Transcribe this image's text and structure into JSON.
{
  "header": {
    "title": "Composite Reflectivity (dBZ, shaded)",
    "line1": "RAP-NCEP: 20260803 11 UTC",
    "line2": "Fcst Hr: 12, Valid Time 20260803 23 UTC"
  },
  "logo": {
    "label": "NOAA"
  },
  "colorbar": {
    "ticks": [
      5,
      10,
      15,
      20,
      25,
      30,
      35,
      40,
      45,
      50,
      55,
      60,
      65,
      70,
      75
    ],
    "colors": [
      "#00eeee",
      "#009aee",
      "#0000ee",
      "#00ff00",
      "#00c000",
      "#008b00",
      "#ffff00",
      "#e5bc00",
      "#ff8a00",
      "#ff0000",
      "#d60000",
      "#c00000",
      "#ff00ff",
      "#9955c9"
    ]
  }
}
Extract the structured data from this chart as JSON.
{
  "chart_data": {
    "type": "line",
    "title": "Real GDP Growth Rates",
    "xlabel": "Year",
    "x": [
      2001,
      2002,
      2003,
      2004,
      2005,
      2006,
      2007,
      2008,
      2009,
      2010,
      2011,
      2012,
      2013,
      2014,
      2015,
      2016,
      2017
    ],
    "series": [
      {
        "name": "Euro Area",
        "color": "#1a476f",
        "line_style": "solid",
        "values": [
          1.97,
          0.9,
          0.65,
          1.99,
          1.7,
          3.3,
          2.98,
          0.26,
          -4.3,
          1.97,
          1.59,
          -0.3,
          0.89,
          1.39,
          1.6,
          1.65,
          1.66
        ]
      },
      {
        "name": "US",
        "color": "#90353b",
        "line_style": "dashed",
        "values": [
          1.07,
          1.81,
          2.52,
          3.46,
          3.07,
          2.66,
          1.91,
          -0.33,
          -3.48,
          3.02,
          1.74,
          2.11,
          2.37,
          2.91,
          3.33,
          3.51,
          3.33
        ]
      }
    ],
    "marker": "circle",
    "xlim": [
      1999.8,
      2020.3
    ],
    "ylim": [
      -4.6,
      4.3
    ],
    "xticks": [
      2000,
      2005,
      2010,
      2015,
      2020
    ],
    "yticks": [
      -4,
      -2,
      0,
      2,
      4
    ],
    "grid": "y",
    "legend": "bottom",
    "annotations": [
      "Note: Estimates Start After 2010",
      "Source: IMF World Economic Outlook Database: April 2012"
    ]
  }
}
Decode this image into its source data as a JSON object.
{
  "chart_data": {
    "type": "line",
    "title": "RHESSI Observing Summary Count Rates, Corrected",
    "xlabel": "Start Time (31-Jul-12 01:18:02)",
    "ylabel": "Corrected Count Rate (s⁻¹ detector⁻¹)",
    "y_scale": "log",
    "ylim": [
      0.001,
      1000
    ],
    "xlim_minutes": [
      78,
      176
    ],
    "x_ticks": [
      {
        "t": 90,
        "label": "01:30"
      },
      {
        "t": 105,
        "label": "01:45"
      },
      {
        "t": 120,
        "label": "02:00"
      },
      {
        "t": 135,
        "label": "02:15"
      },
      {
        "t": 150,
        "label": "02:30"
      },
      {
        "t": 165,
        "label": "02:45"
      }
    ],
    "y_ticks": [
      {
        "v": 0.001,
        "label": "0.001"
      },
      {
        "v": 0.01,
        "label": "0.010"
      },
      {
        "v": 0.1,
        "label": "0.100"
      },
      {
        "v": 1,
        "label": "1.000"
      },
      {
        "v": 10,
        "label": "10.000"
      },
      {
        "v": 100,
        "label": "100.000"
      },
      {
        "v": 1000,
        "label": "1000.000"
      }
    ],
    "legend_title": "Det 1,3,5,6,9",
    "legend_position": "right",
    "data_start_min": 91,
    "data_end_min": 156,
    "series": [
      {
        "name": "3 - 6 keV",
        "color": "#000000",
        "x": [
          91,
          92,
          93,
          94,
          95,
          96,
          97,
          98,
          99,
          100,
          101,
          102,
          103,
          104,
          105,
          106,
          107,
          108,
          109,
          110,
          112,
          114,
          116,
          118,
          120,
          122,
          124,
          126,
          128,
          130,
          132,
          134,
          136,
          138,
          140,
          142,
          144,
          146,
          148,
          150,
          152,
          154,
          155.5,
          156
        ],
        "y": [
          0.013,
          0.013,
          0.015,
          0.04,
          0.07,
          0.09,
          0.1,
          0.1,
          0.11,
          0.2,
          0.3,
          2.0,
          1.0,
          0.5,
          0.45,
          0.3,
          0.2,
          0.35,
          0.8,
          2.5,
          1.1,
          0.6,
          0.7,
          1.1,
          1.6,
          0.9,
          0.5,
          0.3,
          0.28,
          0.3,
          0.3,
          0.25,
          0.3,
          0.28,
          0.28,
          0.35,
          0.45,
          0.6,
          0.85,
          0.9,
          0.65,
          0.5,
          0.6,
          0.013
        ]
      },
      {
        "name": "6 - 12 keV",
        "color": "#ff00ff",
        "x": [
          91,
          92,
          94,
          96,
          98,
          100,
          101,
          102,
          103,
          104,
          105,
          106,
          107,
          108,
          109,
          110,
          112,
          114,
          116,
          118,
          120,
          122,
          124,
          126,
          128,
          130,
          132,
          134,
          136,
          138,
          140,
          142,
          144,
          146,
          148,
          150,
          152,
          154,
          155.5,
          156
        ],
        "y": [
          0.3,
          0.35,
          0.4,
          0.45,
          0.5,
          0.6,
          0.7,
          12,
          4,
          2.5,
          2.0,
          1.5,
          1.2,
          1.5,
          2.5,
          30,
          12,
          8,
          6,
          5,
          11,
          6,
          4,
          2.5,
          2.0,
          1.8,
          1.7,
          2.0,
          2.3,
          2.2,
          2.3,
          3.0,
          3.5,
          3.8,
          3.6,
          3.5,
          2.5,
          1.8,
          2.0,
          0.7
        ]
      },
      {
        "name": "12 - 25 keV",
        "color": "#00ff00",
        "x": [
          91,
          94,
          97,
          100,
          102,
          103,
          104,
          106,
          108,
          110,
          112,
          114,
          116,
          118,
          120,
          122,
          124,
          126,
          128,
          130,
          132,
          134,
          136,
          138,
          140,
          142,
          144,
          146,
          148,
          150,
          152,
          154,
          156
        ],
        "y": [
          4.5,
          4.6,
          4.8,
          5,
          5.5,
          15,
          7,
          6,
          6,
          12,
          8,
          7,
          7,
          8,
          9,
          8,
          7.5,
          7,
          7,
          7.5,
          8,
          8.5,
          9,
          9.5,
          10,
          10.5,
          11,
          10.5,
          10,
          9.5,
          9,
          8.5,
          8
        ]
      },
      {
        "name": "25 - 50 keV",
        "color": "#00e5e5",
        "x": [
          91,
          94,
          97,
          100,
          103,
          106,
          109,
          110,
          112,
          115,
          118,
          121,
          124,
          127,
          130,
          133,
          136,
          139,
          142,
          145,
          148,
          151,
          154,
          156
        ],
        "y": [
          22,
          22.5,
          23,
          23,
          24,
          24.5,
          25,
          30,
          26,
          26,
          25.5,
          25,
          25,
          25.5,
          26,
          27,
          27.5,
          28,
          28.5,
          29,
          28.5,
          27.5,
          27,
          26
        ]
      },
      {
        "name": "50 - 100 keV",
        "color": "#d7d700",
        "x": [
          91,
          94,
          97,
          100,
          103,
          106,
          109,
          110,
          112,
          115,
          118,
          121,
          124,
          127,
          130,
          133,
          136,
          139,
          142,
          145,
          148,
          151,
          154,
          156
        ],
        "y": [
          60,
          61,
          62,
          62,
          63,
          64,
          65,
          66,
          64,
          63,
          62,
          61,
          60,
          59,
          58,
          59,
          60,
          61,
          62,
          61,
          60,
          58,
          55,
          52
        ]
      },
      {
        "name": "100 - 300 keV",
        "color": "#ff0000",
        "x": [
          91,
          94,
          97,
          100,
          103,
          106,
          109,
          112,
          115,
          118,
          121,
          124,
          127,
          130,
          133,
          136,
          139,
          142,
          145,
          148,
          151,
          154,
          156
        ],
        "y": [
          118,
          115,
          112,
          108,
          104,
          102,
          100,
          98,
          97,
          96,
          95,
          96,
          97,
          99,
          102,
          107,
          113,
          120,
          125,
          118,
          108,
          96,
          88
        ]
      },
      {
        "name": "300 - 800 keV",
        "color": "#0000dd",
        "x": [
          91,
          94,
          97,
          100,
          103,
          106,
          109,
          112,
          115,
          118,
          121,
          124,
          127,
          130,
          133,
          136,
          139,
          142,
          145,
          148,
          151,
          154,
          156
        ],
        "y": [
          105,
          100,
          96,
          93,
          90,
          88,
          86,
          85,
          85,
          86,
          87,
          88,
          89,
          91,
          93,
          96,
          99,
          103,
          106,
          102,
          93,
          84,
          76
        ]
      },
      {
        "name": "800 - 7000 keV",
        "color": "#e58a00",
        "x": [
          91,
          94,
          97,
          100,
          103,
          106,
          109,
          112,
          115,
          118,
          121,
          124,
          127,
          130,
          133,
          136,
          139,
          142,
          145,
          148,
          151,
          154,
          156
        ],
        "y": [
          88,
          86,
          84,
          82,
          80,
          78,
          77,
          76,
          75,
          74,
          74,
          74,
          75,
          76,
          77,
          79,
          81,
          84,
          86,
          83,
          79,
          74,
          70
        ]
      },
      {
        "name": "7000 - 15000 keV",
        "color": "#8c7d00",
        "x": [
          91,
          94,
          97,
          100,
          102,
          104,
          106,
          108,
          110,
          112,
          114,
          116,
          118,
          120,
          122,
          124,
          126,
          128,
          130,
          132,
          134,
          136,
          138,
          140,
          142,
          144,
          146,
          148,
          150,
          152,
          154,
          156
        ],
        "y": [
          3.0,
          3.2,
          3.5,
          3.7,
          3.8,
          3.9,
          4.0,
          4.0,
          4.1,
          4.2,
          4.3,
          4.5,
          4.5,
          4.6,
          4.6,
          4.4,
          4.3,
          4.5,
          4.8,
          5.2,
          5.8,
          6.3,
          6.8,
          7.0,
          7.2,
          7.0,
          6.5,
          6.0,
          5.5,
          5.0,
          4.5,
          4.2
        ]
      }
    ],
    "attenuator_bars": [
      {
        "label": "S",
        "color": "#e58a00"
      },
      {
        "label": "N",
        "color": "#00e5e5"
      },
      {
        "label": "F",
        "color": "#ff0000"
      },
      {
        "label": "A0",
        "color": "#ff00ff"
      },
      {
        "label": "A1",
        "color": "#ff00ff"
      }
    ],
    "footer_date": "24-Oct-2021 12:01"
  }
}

======

**EXERCISE TASK**
Look through the material above. Copy each line where the word "name" appears.

**OUTPUT BELOW**
        "name": "Euro Area",
        "name": "US",
        "name": "3 - 6 keV",
        "name": "6 - 12 keV",
        "name": "12 - 25 keV",
        "name": "25 - 50 keV",
        "name": "50 - 100 keV",
        "name": "100 - 300 keV",
        "name": "300 - 800 keV",
        "name": "800 - 7000 keV",
        "name": "7000 - 15000 keV",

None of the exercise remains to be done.